··· Supplied entries ···

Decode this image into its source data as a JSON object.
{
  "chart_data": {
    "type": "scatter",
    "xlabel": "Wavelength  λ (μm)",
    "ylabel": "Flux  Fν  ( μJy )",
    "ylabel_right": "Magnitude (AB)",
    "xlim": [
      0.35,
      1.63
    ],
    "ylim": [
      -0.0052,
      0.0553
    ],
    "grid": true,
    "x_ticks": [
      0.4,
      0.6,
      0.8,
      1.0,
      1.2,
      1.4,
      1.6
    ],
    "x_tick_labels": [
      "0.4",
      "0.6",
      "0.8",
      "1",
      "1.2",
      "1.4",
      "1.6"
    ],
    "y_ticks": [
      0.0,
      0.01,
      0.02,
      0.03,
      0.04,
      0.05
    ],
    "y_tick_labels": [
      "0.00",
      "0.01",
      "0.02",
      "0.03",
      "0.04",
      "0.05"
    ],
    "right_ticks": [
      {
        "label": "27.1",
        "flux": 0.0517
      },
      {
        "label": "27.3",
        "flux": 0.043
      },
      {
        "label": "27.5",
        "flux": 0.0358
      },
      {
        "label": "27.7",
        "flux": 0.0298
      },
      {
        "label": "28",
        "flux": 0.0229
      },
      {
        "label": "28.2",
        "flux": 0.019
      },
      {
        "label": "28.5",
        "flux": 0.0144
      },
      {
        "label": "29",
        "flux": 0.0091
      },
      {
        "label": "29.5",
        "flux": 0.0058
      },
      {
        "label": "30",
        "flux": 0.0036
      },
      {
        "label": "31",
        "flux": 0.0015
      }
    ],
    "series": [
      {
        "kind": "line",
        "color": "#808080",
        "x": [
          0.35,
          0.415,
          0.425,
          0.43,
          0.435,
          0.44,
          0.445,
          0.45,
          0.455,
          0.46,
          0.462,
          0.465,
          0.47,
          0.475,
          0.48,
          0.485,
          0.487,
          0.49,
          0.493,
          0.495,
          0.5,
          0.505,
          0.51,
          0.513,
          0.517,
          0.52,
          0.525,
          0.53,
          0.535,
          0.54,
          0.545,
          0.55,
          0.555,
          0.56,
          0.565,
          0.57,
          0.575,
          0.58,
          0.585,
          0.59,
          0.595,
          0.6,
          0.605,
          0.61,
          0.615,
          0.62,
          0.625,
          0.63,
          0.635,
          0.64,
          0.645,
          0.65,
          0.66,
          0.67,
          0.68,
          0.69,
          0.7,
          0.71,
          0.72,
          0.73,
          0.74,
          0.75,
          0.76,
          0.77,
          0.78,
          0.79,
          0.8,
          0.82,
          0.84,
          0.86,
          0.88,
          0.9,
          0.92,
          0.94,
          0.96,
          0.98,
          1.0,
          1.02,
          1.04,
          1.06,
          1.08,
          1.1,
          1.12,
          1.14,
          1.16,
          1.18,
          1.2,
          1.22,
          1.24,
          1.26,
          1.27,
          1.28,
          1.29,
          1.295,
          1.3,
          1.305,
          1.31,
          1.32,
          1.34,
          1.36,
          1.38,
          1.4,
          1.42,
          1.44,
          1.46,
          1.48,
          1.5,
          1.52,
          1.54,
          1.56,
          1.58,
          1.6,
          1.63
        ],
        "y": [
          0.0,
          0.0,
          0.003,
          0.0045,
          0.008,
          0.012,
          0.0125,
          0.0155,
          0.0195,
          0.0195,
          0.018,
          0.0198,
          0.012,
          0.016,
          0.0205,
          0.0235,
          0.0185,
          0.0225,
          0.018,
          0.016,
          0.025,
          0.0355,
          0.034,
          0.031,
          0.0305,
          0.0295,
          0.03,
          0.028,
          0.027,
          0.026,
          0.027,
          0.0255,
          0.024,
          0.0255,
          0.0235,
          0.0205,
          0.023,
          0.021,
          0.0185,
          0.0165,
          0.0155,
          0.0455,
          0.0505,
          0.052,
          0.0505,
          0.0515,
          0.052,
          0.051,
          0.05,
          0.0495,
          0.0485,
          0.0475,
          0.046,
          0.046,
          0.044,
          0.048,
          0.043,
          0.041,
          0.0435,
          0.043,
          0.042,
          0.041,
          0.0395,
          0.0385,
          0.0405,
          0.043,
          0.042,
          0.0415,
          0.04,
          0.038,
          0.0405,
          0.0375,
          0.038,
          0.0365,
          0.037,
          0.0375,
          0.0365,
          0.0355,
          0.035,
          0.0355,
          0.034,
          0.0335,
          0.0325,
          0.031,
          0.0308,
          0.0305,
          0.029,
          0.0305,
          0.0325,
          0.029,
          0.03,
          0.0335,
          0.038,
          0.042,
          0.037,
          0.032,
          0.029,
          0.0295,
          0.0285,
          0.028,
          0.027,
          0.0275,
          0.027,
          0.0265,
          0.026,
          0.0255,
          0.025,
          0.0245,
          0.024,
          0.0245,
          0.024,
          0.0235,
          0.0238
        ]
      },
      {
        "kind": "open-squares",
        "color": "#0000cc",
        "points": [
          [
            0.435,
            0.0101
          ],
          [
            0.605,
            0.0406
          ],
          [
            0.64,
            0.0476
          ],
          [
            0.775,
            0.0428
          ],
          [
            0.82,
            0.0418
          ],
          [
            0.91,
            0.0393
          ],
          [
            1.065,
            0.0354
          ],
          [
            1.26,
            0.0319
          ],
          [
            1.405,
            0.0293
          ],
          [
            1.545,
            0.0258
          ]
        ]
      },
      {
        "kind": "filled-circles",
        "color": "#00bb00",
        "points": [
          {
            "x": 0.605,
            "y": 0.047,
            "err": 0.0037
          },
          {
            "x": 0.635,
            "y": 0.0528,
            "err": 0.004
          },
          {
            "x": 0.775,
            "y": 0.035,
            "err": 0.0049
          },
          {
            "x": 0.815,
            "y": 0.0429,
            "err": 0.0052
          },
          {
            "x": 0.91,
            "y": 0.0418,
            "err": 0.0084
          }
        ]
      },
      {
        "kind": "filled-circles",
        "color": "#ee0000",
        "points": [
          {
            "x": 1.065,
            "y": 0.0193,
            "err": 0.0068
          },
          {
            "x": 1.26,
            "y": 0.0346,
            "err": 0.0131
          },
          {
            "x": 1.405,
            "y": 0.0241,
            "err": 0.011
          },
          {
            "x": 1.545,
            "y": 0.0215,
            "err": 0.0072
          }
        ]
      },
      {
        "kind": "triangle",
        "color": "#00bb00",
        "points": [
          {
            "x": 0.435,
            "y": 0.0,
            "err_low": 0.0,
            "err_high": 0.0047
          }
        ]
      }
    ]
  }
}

···

The request
Reproduce the material above without altering a single character.

Task output
Decode this image into its source data as a JSON object.
{
  "chart_data": {
    "type": "scatter",
    "xlabel": "Wavelength  λ (μm)",
    "ylabel": "Flux  Fν  ( μJy )",
    "ylabel_right": "Magnitude (AB)",
    "xlim": [
      0.35,
      1.63
    ],
    "ylim": [
      -0.0052,
      0.0553
    ],
    "grid": true,
    "x_ticks": [
      0.4,
      0.6,
      0.8,
      1.0,
      1.2,
      1.4,
      1.6
    ],
    "x_tick_labels": [
      "0.4",
      "0.6",
      "0.8",
      "1",
      "1.2",
      "1.4",
      "1.6"
    ],
    "y_ticks": [
      0.0,
      0.01,
      0.02,
      0.03,
      0.04,
      0.05
    ],
    "y_tick_labels": [
      "0.00",
      "0.01",
      "0.02",
      "0.03",
      "0.04",
      "0.05"
    ],
    "right_ticks": [
      {
        "label": "27.1",
        "flux": 0.0517
      },
      {
        "label": "27.3",
        "flux": 0.043
      },
      {
        "label": "27.5",
        "flux": 0.0358
      },
      {
        "label": "27.7",
        "flux": 0.0298
      },
      {
        "label": "28",
        "flux": 0.0229
      },
      {
        "label": "28.2",
        "flux": 0.019
      },
      {
        "label": "28.5",
        "flux": 0.0144
      },
      {
        "label": "29",
        "flux": 0.0091
      },
      {
        "label": "29.5",
        "flux": 0.0058
      },
      {
        "label": "30",
        "flux": 0.0036
      },
      {
        "label": "31",
        "flux": 0.0015
      }
    ],
    "series": [
      {
        "kind": "line",
        "color": "#808080",
        "x": [
          0.35,
          0.415,
          0.425,
          0.43,
          0.435,
          0.44,
          0.445,
          0.45,
          0.455,
          0.46,
          0.462,
          0.465,
          0.47,
          0.475,
          0.48,
          0.485,
          0.487,
          0.49,
          0.493,
          0.495,
          0.5,
          0.505,
          0.51,
          0.513,
          0.517,
          0.52,
          0.525,
          0.53,
          0.535,
          0.54,
          0.545,
          0.55,
          0.555,
          0.56,
          0.565,
          0.57,
          0.575,
          0.58,
          0.585,
          0.59,
          0.595,
          0.6,
          0.605,
          0.61,
          0.615,
          0.62,
          0.625,
          0.63,
          0.635,
          0.64,
          0.645,
          0.65,
          0.66,
          0.67,
          0.68,
          0.69,
          0.7,
          0.71,
          0.72,
          0.73,
          0.74,
          0.75,
          0.76,
          0.77,
          0.78,
          0.79,
          0.8,
          0.82,
          0.84,
          0.86,
          0.88,
          0.9,
          0.92,
          0.94,
          0.96,
          0.98,
          1.0,
          1.02,
          1.04,
          1.06,
          1.08,
          1.1,
          1.12,
          1.14,
          1.16,
          1.18,
          1.2,
          1.22,
          1.24,
          1.26,
          1.27,
          1.28,
          1.29,
          1.295,
          1.3,
          1.305,
          1.31,
          1.32,
          1.34,
          1.36,
          1.38,
          1.4,
          1.42,
          1.44,
          1.46,
          1.48,
          1.5,
          1.52,
          1.54,
          1.56,
          1.58,
          1.6,
          1.63
        ],
        "y": [
          0.0,
          0.0,
          0.003,
          0.0045,
          0.008,
          0.012,
          0.0125,
          0.0155,
          0.0195,
          0.0195,
          0.018,
          0.0198,
          0.012,
          0.016,
          0.0205,
          0.0235,
          0.0185,
          0.0225,
          0.018,
          0.016,
          0.025,
          0.0355,
          0.034,
          0.031,
          0.0305,
          0.0295,
          0.03,
          0.028,
          0.027,
          0.026,
          0.027,
          0.0255,
          0.024,
          0.0255,
          0.0235,
          0.0205,
          0.023,
          0.021,
          0.0185,
          0.0165,
          0.0155,
          0.0455,
          0.0505,
          0.052,
          0.0505,
          0.0515,
          0.052,
          0.051,
          0.05,
          0.0495,
          0.0485,
          0.0475,
          0.046,
          0.046,
          0.044,
          0.048,
          0.043,
          0.041,
          0.0435,
          0.043,
          0.042,
          0.041,
          0.0395,
          0.0385,
          0.0405,
          0.043,
          0.042,
          0.0415,
          0.04,
          0.038,
          0.0405,
          0.0375,
          0.038,
          0.0365,
          0.037,
          0.0375,
          0.0365,
          0.0355,
          0.035,
          0.0355,
          0.034,
          0.0335,
          0.0325,
          0.031,
          0.0308,
          0.0305,
          0.029,
          0.0305,
          0.0325,
          0.029,
          0.03,
          0.0335,
          0.038,
          0.042,
          0.037,
          0.032,
          0.029,
          0.0295,
          0.0285,
          0.028,
          0.027,
          0.0275,
          0.027,
          0.0265,
          0.026,
          0.0255,
          0.025,
          0.0245,
          0.024,
          0.0245,
          0.024,
          0.0235,
          0.0238
        ]
      },
      {
        "kind": "open-squares",
        "color": "#0000cc",
        "points": [
          [
            0.435,
            0.0101
          ],
          [
            0.605,
            0.0406
          ],
          [
            0.64,
            0.0476
          ],
          [
            0.775,
            0.0428
          ],
          [
            0.82,
            0.0418
          ],
          [
            0.91,
            0.0393
          ],
          [
            1.065,
            0.0354
          ],
          [
            1.26,
            0.0319
          ],
          [
            1.405,
            0.0293
          ],
          [
            1.545,
            0.0258
          ]
        ]
      },
      {
        "kind": "filled-circles",
        "color": "#00bb00",
        "points": [
          {
            "x": 0.605,
            "y": 0.047,
            "err": 0.0037
          },
          {
            "x": 0.635,
            "y": 0.0528,
            "err": 0.004
          },
          {
            "x": 0.775,
            "y": 0.035,
            "err": 0.0049
          },
          {
            "x": 0.815,
            "y": 0.0429,
            "err": 0.0052
          },
          {
            "x": 0.91,
            "y": 0.0418,
            "err": 0.0084
          }
        ]
      },
      {
        "kind": "filled-circles",
        "color": "#ee0000",
        "points": [
          {
            "x": 1.065,
            "y": 0.0193,
            "err": 0.0068
          },
          {
            "x": 1.26,
            "y": 0.0346,
            "err": 0.0131
          },
          {
            "x": 1.405,
            "y": 0.0241,
            "err": 0.011
          },
          {
            "x": 1.545,
            "y": 0.0215,
            "err": 0.0072
          }
        ]
      },
      {
        "kind": "triangle",
        "color": "#00bb00",
        "points": [
          {
            "x": 0.435,
            "y": 0.0,
            "err_low": 0.0,
            "err_high": 0.0047
          }
        ]
      }
    ]
  }
}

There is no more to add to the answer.